■ RAW DATA:
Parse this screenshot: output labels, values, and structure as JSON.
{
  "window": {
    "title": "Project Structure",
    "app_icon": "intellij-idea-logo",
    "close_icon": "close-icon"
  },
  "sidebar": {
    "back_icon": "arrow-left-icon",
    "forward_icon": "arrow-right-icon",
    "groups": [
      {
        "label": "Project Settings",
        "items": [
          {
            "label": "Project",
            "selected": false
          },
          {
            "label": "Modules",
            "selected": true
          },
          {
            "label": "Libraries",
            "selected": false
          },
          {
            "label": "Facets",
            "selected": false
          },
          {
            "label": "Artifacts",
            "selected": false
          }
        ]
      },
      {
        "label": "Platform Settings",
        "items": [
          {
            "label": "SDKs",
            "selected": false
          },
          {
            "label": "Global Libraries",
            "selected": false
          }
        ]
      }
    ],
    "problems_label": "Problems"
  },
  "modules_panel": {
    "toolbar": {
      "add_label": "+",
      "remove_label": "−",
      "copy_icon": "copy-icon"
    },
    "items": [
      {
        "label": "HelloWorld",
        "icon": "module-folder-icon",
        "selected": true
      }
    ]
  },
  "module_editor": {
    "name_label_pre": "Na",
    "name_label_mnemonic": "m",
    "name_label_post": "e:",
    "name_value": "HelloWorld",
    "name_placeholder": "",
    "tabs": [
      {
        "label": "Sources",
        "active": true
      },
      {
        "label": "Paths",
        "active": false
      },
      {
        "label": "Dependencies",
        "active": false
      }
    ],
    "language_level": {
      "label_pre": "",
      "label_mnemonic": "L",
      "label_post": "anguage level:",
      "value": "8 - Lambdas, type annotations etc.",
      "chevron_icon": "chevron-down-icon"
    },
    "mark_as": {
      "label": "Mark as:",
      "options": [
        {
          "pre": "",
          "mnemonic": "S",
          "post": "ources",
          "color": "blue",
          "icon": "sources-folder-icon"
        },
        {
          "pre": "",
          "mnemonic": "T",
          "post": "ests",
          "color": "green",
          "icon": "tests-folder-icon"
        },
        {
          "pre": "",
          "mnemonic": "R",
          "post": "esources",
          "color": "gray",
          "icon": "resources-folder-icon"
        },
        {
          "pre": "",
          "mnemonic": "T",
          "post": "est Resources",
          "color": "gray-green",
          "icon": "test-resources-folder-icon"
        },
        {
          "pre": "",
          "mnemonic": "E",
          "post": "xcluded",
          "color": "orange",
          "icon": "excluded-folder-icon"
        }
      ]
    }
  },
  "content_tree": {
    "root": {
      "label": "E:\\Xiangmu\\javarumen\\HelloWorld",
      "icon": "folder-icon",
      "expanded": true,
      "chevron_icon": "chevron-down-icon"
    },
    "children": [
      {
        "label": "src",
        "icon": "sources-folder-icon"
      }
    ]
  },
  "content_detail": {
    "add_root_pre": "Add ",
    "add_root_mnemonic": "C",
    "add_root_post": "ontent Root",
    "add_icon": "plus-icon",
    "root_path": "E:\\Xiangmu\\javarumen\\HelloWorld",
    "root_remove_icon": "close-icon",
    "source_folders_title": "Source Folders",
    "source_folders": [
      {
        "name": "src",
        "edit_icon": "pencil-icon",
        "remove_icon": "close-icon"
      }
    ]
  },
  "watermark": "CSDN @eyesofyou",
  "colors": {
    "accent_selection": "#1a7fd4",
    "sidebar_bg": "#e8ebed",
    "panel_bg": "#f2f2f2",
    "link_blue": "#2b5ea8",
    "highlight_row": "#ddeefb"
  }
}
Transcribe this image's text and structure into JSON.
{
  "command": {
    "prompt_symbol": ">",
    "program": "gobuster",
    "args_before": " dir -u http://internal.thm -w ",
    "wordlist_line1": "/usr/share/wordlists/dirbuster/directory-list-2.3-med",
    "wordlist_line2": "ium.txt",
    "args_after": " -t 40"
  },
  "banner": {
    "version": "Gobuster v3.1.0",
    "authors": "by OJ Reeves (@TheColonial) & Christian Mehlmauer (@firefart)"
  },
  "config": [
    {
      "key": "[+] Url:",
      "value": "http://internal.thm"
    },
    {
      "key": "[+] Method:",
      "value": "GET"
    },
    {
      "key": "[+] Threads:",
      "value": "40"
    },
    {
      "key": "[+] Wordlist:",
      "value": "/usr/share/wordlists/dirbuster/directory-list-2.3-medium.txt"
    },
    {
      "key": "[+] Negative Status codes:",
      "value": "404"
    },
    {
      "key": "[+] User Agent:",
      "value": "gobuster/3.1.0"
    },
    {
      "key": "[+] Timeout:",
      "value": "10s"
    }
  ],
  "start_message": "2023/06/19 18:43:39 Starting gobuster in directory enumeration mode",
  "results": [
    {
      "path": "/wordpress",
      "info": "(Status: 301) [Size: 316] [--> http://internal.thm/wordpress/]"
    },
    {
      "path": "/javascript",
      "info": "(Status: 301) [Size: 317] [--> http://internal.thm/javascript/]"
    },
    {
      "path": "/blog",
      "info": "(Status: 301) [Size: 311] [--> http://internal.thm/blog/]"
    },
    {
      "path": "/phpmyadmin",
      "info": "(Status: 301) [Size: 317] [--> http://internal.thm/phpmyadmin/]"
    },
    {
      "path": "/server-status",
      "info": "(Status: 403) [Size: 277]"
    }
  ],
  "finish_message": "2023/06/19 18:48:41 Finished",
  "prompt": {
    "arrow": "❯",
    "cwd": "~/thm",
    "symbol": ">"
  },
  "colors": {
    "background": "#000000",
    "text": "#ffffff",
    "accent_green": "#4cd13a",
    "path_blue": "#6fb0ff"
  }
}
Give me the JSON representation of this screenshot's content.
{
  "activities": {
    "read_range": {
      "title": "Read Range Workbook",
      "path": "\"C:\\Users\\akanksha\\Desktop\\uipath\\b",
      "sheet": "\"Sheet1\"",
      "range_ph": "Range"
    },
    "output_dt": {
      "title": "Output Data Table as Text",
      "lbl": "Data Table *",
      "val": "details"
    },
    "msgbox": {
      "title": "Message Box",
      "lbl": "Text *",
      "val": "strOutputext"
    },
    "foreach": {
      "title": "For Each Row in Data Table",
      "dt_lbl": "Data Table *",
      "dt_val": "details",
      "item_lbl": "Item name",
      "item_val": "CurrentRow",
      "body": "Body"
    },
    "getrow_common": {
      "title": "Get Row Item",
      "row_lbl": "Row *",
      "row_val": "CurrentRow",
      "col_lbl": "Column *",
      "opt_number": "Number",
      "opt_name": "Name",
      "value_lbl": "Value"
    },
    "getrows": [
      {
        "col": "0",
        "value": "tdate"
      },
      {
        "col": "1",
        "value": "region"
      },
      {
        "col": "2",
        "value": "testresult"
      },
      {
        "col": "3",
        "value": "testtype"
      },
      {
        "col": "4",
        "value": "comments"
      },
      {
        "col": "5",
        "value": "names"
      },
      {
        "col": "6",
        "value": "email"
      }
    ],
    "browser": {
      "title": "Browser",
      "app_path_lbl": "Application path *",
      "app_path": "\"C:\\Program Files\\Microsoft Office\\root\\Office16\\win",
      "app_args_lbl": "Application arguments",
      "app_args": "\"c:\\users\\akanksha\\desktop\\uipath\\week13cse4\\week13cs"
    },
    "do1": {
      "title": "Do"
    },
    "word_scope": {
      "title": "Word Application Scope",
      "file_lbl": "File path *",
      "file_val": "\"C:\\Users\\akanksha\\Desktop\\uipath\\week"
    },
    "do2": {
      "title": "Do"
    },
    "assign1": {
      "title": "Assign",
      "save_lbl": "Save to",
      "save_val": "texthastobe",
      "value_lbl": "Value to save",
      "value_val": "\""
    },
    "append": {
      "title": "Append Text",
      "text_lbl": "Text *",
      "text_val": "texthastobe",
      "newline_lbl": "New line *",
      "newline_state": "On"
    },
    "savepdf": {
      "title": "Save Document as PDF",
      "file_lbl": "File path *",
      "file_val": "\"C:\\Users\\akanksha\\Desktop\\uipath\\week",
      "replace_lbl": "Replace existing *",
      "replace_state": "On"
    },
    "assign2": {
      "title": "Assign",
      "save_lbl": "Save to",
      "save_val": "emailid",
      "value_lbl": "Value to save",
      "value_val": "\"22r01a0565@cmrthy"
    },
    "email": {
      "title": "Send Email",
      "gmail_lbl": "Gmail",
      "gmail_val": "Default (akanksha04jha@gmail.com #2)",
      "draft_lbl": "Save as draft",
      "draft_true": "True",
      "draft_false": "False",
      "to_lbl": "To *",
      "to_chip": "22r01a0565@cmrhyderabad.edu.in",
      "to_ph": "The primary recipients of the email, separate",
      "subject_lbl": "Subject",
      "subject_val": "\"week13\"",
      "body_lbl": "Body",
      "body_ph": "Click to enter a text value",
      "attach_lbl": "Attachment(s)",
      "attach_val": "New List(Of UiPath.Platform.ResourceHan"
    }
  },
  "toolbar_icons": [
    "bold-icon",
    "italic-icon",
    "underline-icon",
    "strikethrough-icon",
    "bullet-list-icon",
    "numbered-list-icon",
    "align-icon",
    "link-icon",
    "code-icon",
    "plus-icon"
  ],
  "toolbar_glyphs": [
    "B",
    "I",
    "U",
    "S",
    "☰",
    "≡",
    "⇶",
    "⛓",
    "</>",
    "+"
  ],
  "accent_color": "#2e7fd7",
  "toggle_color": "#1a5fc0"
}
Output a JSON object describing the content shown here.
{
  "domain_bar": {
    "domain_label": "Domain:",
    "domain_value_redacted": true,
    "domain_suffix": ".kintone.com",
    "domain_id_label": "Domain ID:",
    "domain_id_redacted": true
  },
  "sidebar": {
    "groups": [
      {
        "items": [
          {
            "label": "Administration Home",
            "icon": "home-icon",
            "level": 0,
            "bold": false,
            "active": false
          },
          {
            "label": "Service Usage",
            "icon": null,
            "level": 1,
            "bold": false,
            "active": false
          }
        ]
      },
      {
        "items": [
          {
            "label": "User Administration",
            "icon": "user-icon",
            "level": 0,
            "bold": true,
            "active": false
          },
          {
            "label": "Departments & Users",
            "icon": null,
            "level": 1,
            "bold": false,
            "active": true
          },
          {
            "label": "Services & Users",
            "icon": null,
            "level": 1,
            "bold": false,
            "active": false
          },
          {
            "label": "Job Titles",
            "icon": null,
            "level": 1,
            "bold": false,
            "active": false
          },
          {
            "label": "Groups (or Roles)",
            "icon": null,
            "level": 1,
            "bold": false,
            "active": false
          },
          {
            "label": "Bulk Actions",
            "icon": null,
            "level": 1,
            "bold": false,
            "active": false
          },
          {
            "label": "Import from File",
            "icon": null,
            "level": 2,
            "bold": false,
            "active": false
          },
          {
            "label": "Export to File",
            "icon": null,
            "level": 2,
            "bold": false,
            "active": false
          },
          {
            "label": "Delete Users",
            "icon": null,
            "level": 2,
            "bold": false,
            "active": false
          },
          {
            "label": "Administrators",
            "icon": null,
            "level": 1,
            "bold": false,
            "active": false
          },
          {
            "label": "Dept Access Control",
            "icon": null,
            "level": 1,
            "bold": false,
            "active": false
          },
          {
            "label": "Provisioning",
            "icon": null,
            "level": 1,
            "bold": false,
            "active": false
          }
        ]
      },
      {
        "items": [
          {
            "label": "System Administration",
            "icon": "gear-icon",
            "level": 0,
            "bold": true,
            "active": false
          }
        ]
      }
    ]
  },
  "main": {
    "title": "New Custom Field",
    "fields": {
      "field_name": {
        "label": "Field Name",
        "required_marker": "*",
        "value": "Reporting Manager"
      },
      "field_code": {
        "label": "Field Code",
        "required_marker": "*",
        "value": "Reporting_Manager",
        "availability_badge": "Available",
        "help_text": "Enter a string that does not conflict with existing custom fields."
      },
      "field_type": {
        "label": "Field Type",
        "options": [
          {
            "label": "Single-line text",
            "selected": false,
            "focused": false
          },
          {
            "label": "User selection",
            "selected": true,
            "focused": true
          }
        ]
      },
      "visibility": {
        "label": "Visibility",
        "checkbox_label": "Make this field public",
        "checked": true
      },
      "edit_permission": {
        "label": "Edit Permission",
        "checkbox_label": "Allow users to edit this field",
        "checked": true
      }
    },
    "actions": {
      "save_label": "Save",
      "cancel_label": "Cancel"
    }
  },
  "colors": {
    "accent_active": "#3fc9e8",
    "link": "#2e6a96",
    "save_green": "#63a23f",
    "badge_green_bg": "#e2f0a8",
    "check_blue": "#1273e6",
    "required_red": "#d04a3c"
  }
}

■ TASK DETAILS: Filter the records for lines holding the string "Settings". Copy each one.

■ TASK RESPONSE:
        "label": "Project Settings",
        "label": "Platform Settings",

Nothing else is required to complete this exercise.